[Excerpts from a figure dataset]
====
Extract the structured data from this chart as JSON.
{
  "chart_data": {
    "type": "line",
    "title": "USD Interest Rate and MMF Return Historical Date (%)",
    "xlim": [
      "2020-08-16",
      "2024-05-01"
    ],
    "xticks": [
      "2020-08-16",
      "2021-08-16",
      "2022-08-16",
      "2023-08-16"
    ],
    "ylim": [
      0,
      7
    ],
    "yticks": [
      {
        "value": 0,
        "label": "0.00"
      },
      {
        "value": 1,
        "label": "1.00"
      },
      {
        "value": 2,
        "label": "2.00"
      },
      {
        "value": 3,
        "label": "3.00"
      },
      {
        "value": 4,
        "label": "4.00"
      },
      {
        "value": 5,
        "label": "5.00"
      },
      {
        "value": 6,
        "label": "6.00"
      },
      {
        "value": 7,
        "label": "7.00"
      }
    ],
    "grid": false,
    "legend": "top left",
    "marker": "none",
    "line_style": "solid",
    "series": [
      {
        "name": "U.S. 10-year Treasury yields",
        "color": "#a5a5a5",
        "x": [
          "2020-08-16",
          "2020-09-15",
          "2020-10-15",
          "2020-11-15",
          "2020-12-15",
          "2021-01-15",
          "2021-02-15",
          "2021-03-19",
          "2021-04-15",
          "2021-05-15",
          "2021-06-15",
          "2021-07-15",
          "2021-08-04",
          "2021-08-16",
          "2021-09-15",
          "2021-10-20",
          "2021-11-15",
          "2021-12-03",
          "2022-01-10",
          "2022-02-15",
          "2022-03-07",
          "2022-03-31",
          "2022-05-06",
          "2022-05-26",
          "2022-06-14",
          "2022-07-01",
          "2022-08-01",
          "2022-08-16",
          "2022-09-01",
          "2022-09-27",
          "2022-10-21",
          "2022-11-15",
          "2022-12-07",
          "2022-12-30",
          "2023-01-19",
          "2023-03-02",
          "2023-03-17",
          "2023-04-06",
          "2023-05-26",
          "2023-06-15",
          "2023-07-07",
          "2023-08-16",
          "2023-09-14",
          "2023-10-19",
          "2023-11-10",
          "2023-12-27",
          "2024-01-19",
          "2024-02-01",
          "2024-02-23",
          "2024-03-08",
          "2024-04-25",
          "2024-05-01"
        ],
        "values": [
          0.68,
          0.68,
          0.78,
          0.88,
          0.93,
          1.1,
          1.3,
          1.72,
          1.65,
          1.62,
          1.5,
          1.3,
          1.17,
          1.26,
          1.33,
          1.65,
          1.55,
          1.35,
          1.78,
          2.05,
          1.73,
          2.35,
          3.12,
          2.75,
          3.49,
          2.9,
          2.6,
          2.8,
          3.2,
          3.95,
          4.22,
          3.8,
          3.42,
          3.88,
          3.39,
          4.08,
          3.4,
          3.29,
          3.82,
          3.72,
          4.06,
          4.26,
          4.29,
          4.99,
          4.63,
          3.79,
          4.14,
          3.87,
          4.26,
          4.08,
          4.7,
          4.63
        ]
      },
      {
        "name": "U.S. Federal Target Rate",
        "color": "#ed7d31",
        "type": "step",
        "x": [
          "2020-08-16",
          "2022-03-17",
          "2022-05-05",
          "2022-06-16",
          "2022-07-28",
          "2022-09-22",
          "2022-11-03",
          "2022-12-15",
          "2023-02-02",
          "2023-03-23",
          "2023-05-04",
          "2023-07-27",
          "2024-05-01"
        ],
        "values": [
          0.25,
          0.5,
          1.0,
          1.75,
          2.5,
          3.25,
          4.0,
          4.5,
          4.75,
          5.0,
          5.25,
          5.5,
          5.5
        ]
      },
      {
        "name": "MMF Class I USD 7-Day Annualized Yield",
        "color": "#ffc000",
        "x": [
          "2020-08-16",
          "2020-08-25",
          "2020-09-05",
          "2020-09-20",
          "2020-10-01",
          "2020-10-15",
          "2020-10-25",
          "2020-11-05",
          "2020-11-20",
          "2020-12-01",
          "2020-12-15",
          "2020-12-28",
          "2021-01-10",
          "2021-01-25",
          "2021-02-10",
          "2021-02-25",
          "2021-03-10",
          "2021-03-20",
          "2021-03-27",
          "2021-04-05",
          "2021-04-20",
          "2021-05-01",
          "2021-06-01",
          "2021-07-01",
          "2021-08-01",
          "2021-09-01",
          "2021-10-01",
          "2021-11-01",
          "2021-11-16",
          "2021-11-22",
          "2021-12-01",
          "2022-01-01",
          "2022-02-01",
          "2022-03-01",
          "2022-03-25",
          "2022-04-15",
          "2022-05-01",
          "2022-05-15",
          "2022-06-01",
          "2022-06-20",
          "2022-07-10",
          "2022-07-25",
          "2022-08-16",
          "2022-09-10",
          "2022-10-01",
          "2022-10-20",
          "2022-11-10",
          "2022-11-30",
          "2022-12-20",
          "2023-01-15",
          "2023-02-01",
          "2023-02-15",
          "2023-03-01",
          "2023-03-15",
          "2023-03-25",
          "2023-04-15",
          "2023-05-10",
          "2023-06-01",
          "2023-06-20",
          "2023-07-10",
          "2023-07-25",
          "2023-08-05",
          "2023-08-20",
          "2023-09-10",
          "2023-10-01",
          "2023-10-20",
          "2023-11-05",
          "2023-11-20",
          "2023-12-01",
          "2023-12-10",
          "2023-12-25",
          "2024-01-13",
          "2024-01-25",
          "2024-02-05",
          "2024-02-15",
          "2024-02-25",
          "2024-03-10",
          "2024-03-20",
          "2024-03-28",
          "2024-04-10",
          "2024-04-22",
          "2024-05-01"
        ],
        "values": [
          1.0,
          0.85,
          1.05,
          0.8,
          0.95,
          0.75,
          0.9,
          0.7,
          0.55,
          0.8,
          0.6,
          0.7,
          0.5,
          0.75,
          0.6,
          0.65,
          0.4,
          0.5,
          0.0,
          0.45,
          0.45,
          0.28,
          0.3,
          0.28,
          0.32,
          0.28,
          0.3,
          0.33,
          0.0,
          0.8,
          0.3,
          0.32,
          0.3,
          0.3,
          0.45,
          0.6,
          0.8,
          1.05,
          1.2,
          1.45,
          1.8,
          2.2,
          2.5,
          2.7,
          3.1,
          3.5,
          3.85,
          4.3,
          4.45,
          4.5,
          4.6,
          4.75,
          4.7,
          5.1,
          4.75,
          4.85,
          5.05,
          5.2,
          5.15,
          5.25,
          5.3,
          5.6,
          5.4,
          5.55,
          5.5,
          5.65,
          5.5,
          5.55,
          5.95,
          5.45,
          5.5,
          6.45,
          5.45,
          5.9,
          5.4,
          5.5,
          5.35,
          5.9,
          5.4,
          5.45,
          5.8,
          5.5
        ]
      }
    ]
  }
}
====
Transcribe the records above exactly as they appear.

Extract the structured data from this chart as JSON.
{
  "chart_data": {
    "type": "line",
    "title": "USD Interest Rate and MMF Return Historical Date (%)",
    "xlim": [
      "2020-08-16",
      "2024-05-01"
    ],
    "xticks": [
      "2020-08-16",
      "2021-08-16",
      "2022-08-16",
      "2023-08-16"
    ],
    "ylim": [
      0,
      7
    ],
    "yticks": [
      {
        "value": 0,
        "label": "0.00"
      },
      {
        "value": 1,
        "label": "1.00"
      },
      {
        "value": 2,
        "label": "2.00"
      },
      {
        "value": 3,
        "label": "3.00"
      },
      {
        "value": 4,
        "label": "4.00"
      },
      {
        "value": 5,
        "label": "5.00"
      },
      {
        "value": 6,
        "label": "6.00"
      },
      {
        "value": 7,
        "label": "7.00"
      }
    ],
    "grid": false,
    "legend": "top left",
    "marker": "none",
    "line_style": "solid",
    "series": [
      {
        "name": "U.S. 10-year Treasury yields",
        "color": "#a5a5a5",
        "x": [
          "2020-08-16",
          "2020-09-15",
          "2020-10-15",
          "2020-11-15",
          "2020-12-15",
          "2021-01-15",
          "2021-02-15",
          "2021-03-19",
          "2021-04-15",
          "2021-05-15",
          "2021-06-15",
          "2021-07-15",
          "2021-08-04",
          "2021-08-16",
          "2021-09-15",
          "2021-10-20",
          "2021-11-15",
          "2021-12-03",
          "2022-01-10",
          "2022-02-15",
          "2022-03-07",
          "2022-03-31",
          "2022-05-06",
          "2022-05-26",
          "2022-06-14",
          "2022-07-01",
          "2022-08-01",
          "2022-08-16",
          "2022-09-01",
          "2022-09-27",
          "2022-10-21",
          "2022-11-15",
          "2022-12-07",
          "2022-12-30",
          "2023-01-19",
          "2023-03-02",
          "2023-03-17",
          "2023-04-06",
          "2023-05-26",
          "2023-06-15",
          "2023-07-07",
          "2023-08-16",
          "2023-09-14",
          "2023-10-19",
          "2023-11-10",
          "2023-12-27",
          "2024-01-19",
          "2024-02-01",
          "2024-02-23",
          "2024-03-08",
          "2024-04-25",
          "2024-05-01"
        ],
        "values": [
          0.68,
          0.68,
          0.78,
          0.88,
          0.93,
          1.1,
          1.3,
          1.72,
          1.65,
          1.62,
          1.5,
          1.3,
          1.17,
          1.26,
          1.33,
          1.65,
          1.55,
          1.35,
          1.78,
          2.05,
          1.73,
          2.35,
          3.12,
          2.75,
          3.49,
          2.9,
          2.6,
          2.8,
          3.2,
          3.95,
          4.22,
          3.8,
          3.42,
          3.88,
          3.39,
          4.08,
          3.4,
          3.29,
          3.82,
          3.72,
          4.06,
          4.26,
          4.29,
          4.99,
          4.63,
          3.79,
          4.14,
          3.87,
          4.26,
          4.08,
          4.7,
          4.63
        ]
      },
      {
        "name": "U.S. Federal Target Rate",
        "color": "#ed7d31",
        "type": "step",
        "x": [
          "2020-08-16",
          "2022-03-17",
          "2022-05-05",
          "2022-06-16",
          "2022-07-28",
          "2022-09-22",
          "2022-11-03",
          "2022-12-15",
          "2023-02-02",
          "2023-03-23",
          "2023-05-04",
          "2023-07-27",
          "2024-05-01"
        ],
        "values": [
          0.25,
          0.5,
          1.0,
          1.75,
          2.5,
          3.25,
          4.0,
          4.5,
          4.75,
          5.0,
          5.25,
          5.5,
          5.5
        ]
      },
      {
        "name": "MMF Class I USD 7-Day Annualized Yield",
        "color": "#ffc000",
        "x": [
          "2020-08-16",
          "2020-08-25",
          "2020-09-05",
          "2020-09-20",
          "2020-10-01",
          "2020-10-15",
          "2020-10-25",
          "2020-11-05",
          "2020-11-20",
          "2020-12-01",
          "2020-12-15",
          "2020-12-28",
          "2021-01-10",
          "2021-01-25",
          "2021-02-10",
          "2021-02-25",
          "2021-03-10",
          "2021-03-20",
          "2021-03-27",
          "2021-04-05",
          "2021-04-20",
          "2021-05-01",
          "2021-06-01",
          "2021-07-01",
          "2021-08-01",
          "2021-09-01",
          "2021-10-01",
          "2021-11-01",
          "2021-11-16",
          "2021-11-22",
          "2021-12-01",
          "2022-01-01",
          "2022-02-01",
          "2022-03-01",
          "2022-03-25",
          "2022-04-15",
          "2022-05-01",
          "2022-05-15",
          "2022-06-01",
          "2022-06-20",
          "2022-07-10",
          "2022-07-25",
          "2022-08-16",
          "2022-09-10",
          "2022-10-01",
          "2022-10-20",
          "2022-11-10",
          "2022-11-30",
          "2022-12-20",
          "2023-01-15",
          "2023-02-01",
          "2023-02-15",
          "2023-03-01",
          "2023-03-15",
          "2023-03-25",
          "2023-04-15",
          "2023-05-10",
          "2023-06-01",
          "2023-06-20",
          "2023-07-10",
          "2023-07-25",
          "2023-08-05",
          "2023-08-20",
          "2023-09-10",
          "2023-10-01",
          "2023-10-20",
          "2023-11-05",
          "2023-11-20",
          "2023-12-01",
          "2023-12-10",
          "2023-12-25",
          "2024-01-13",
          "2024-01-25",
          "2024-02-05",
          "2024-02-15",
          "2024-02-25",
          "2024-03-10",
          "2024-03-20",
          "2024-03-28",
          "2024-04-10",
          "2024-04-22",
          "2024-05-01"
        ],
        "values": [
          1.0,
          0.85,
          1.05,
          0.8,
          0.95,
          0.75,
          0.9,
          0.7,
          0.55,
          0.8,
          0.6,
          0.7,
          0.5,
          0.75,
          0.6,
          0.65,
          0.4,
          0.5,
          0.0,
          0.45,
          0.45,
          0.28,
          0.3,
          0.28,
          0.32,
          0.28,
          0.3,
          0.33,
          0.0,
          0.8,
          0.3,
          0.32,
          0.3,
          0.3,
          0.45,
          0.6,
          0.8,
          1.05,
          1.2,
          1.45,
          1.8,
          2.2,
          2.5,
          2.7,
          3.1,
          3.5,
          3.85,
          4.3,
          4.45,
          4.5,
          4.6,
          4.75,
          4.7,
          5.1,
          4.75,
          4.85,
          5.05,
          5.2,
          5.15,
          5.25,
          5.3,
          5.6,
          5.4,
          5.55,
          5.5,
          5.65,
          5.5,
          5.55,
          5.95,
          5.45,
          5.5,
          6.45,
          5.45,
          5.9,
          5.4,
          5.5,
          5.35,
          5.9,
          5.4,
          5.45,
          5.8,
          5.5
        ]
      }
    ]
  }
}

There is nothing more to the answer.